*EXTRACTED DATA:*
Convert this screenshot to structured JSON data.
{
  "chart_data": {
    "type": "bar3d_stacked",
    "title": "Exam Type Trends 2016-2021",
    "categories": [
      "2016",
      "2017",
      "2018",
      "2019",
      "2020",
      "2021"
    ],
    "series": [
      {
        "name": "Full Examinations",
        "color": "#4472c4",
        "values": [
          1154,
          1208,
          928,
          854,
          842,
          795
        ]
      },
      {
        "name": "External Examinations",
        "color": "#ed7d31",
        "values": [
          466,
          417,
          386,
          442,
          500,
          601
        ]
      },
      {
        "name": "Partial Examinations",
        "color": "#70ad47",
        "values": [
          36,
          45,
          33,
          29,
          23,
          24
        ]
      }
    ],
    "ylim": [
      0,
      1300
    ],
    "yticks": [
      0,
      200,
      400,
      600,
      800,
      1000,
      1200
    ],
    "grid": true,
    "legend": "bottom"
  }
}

*REQUIREMENTS:* Everything in the listing above should be restated exactly.

*REPLY:*
Convert this screenshot to structured JSON data.
{
  "chart_data": {
    "type": "bar3d_stacked",
    "title": "Exam Type Trends 2016-2021",
    "categories": [
      "2016",
      "2017",
      "2018",
      "2019",
      "2020",
      "2021"
    ],
    "series": [
      {
        "name": "Full Examinations",
        "color": "#4472c4",
        "values": [
          1154,
          1208,
          928,
          854,
          842,
          795
        ]
      },
      {
        "name": "External Examinations",
        "color": "#ed7d31",
        "values": [
          466,
          417,
          386,
          442,
          500,
          601
        ]
      },
      {
        "name": "Partial Examinations",
        "color": "#70ad47",
        "values": [
          36,
          45,
          33,
          29,
          23,
          24
        ]
      }
    ],
    "ylim": [
      0,
      1300
    ],
    "yticks": [
      0,
      200,
      400,
      600,
      800,
      1000,
      1200
    ],
    "grid": true,
    "legend": "bottom"
  }
}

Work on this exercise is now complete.